Copy out the records below word for word, keeping every line as it stands.

>> START EXCERPTED RECORDS

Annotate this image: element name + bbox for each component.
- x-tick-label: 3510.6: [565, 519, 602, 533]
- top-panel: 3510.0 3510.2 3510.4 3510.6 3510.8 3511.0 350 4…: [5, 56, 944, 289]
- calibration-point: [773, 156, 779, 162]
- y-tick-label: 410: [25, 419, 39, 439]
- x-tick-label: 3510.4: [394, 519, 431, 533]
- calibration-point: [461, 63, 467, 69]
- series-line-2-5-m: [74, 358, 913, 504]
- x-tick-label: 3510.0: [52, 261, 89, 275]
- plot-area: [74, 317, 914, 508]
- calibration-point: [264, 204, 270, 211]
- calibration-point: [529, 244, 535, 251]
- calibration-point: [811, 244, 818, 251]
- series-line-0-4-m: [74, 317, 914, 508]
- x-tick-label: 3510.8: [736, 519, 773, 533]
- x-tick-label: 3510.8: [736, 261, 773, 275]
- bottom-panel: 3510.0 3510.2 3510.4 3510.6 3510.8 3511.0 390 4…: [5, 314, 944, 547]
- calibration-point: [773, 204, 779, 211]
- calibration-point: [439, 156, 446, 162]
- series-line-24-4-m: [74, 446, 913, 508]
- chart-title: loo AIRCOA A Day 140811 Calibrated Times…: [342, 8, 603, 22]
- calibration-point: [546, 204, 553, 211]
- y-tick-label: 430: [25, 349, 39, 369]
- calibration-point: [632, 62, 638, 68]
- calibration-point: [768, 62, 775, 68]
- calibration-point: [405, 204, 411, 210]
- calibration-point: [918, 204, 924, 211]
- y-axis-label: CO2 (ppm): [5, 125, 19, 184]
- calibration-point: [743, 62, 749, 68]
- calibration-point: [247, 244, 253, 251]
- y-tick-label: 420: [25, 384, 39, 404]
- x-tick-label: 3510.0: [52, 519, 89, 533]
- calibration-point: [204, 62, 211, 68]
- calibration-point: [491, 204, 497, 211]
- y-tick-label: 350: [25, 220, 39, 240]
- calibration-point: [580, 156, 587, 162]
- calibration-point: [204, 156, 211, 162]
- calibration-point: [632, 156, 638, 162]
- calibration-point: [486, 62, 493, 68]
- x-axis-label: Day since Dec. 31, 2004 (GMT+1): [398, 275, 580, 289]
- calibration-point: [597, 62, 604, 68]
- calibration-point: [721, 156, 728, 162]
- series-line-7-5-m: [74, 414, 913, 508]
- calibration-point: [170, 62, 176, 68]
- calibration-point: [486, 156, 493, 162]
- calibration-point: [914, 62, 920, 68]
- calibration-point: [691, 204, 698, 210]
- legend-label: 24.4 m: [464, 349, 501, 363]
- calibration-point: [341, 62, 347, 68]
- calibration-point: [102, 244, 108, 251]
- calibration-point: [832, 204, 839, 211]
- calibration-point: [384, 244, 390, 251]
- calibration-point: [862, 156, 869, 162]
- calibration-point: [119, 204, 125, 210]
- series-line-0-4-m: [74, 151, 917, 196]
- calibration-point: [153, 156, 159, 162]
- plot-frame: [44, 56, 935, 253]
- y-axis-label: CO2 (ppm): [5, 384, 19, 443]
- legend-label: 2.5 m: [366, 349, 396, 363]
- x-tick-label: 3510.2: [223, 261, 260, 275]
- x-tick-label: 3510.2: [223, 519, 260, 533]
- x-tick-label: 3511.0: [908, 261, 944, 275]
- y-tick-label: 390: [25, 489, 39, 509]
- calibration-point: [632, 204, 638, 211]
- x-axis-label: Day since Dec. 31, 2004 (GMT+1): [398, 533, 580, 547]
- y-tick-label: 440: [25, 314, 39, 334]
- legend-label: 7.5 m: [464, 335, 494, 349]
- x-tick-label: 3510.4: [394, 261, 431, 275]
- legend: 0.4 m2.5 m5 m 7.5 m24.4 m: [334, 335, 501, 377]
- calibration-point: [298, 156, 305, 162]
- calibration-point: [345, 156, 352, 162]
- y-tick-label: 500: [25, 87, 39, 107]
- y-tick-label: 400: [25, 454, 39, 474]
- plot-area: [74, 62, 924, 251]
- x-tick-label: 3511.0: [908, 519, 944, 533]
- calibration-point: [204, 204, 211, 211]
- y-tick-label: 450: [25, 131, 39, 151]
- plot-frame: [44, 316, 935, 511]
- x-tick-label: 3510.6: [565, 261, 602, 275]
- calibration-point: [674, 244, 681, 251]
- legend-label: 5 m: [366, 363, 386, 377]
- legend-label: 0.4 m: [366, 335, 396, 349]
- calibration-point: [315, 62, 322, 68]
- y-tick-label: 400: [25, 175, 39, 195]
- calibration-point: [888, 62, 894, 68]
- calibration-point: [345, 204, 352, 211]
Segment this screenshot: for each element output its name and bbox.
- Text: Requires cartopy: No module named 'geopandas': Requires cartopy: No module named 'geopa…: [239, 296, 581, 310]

>> END EXCERPTED RECORDS

SOLVED EXERCISE
Annotate this image: element name + bbox for each component.
- x-tick-label: 3510.6: [565, 519, 602, 533]
- top-panel: 3510.0 3510.2 3510.4 3510.6 3510.8 3511.0 350 4…: [5, 56, 944, 289]
- calibration-point: [773, 156, 779, 162]
- y-tick-label: 410: [25, 419, 39, 439]
- x-tick-label: 3510.4: [394, 519, 431, 533]
- calibration-point: [461, 63, 467, 69]
- series-line-2-5-m: [74, 358, 913, 504]
- x-tick-label: 3510.0: [52, 261, 89, 275]
- plot-area: [74, 317, 914, 508]
- calibration-point: [264, 204, 270, 211]
- calibration-point: [529, 244, 535, 251]
- calibration-point: [811, 244, 818, 251]
- series-line-0-4-m: [74, 317, 914, 508]
- x-tick-label: 3510.8: [736, 519, 773, 533]
- x-tick-label: 3510.8: [736, 261, 773, 275]
- bottom-panel: 3510.0 3510.2 3510.4 3510.6 3510.8 3511.0 390 4…: [5, 314, 944, 547]
- calibration-point: [773, 204, 779, 211]
- calibration-point: [439, 156, 446, 162]
- series-line-24-4-m: [74, 446, 913, 508]
- chart-title: loo AIRCOA A Day 140811 Calibrated Times…: [342, 8, 603, 22]
- calibration-point: [546, 204, 553, 211]
- y-tick-label: 430: [25, 349, 39, 369]
- calibration-point: [632, 62, 638, 68]
- calibration-point: [768, 62, 775, 68]
- calibration-point: [405, 204, 411, 210]
- calibration-point: [918, 204, 924, 211]
- y-axis-label: CO2 (ppm): [5, 125, 19, 184]
- calibration-point: [743, 62, 749, 68]
- calibration-point: [247, 244, 253, 251]
- y-tick-label: 420: [25, 384, 39, 404]
- x-tick-label: 3510.0: [52, 519, 89, 533]
- calibration-point: [204, 62, 211, 68]
- calibration-point: [491, 204, 497, 211]
- y-tick-label: 350: [25, 220, 39, 240]
- calibration-point: [580, 156, 587, 162]
- calibration-point: [204, 156, 211, 162]
- calibration-point: [632, 156, 638, 162]
- calibration-point: [486, 62, 493, 68]
- x-axis-label: Day since Dec. 31, 2004 (GMT+1): [398, 275, 580, 289]
- calibration-point: [597, 62, 604, 68]
- calibration-point: [721, 156, 728, 162]
- series-line-7-5-m: [74, 414, 913, 508]
- calibration-point: [170, 62, 176, 68]
- calibration-point: [486, 156, 493, 162]
- calibration-point: [914, 62, 920, 68]
- calibration-point: [691, 204, 698, 210]
- legend-label: 24.4 m: [464, 349, 501, 363]
- calibration-point: [341, 62, 347, 68]
- calibration-point: [102, 244, 108, 251]
- calibration-point: [832, 204, 839, 211]
- calibration-point: [384, 244, 390, 251]
- calibration-point: [862, 156, 869, 162]
- calibration-point: [119, 204, 125, 210]
- series-line-0-4-m: [74, 151, 917, 196]
- calibration-point: [153, 156, 159, 162]
- plot-frame: [44, 56, 935, 253]
- y-axis-label: CO2 (ppm): [5, 384, 19, 443]
- legend-label: 2.5 m: [366, 349, 396, 363]
- x-tick-label: 3510.2: [223, 261, 260, 275]
- x-tick-label: 3510.2: [223, 519, 260, 533]
- x-tick-label: 3511.0: [908, 261, 944, 275]
- y-tick-label: 390: [25, 489, 39, 509]
- calibration-point: [632, 204, 638, 211]
- x-axis-label: Day since Dec. 31, 2004 (GMT+1): [398, 533, 580, 547]
- y-tick-label: 440: [25, 314, 39, 334]
- legend-label: 7.5 m: [464, 335, 494, 349]
- x-tick-label: 3510.4: [394, 261, 431, 275]
- legend: 0.4 m2.5 m5 m 7.5 m24.4 m: [334, 335, 501, 377]
- calibration-point: [298, 156, 305, 162]
- calibration-point: [345, 156, 352, 162]
- y-tick-label: 500: [25, 87, 39, 107]
- y-tick-label: 400: [25, 454, 39, 474]
- plot-area: [74, 62, 924, 251]
- x-tick-label: 3511.0: [908, 519, 944, 533]
- calibration-point: [204, 204, 211, 211]
- y-tick-label: 450: [25, 131, 39, 151]
- plot-frame: [44, 316, 935, 511]
- x-tick-label: 3510.6: [565, 261, 602, 275]
- calibration-point: [674, 244, 681, 251]
- legend-label: 5 m: [366, 363, 386, 377]
- legend-label: 0.4 m: [366, 335, 396, 349]
- calibration-point: [315, 62, 322, 68]
- y-tick-label: 400: [25, 175, 39, 195]
- calibration-point: [888, 62, 894, 68]
- calibration-point: [345, 204, 352, 211]
Segment this screenshot: for each element output its name and bbox.
- Text: Requires cartopy: No module named 'geopandas': Requires cartopy: No module named 'geopa…: [239, 296, 581, 310]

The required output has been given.